<<<<

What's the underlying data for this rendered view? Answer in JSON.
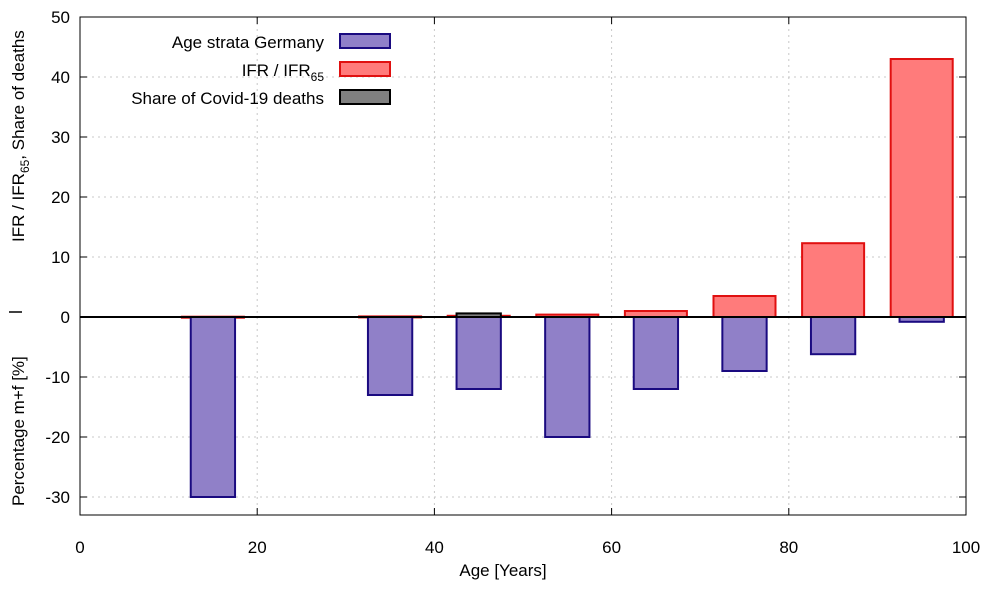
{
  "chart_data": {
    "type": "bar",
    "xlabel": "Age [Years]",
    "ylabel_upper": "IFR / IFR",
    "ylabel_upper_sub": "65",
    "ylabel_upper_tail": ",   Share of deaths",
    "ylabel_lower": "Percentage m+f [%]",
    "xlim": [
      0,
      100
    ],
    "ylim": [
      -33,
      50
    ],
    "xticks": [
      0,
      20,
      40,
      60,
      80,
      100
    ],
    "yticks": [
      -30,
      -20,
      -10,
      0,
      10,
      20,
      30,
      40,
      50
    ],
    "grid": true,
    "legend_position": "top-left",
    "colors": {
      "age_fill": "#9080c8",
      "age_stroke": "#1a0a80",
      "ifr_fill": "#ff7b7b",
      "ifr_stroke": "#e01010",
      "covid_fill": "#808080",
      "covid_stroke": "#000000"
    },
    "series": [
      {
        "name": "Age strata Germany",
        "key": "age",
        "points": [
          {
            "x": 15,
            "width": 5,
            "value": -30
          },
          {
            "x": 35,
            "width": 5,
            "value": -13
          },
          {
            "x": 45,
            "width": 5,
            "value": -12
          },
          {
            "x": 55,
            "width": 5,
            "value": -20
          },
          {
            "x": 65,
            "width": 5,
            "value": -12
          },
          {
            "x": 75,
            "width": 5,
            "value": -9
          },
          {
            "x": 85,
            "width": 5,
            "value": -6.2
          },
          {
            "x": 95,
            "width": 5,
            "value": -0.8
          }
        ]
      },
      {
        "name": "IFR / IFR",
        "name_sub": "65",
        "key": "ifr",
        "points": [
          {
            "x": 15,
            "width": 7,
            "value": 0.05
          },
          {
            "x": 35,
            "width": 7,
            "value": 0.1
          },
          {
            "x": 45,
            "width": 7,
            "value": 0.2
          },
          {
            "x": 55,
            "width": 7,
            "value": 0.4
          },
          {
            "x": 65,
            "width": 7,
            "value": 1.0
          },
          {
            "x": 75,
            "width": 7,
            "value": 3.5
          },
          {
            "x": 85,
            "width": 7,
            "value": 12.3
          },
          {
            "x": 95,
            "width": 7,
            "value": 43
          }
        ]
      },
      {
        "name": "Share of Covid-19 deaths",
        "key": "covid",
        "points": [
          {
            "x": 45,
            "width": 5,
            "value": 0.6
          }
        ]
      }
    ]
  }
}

>>>>

- Challenge -
In the entries above, find every line with the word "deaths" and list it.

- Task response -
    "ylabel_upper_tail": ",   Share of deaths",
        "name": "Share of Covid-19 deaths",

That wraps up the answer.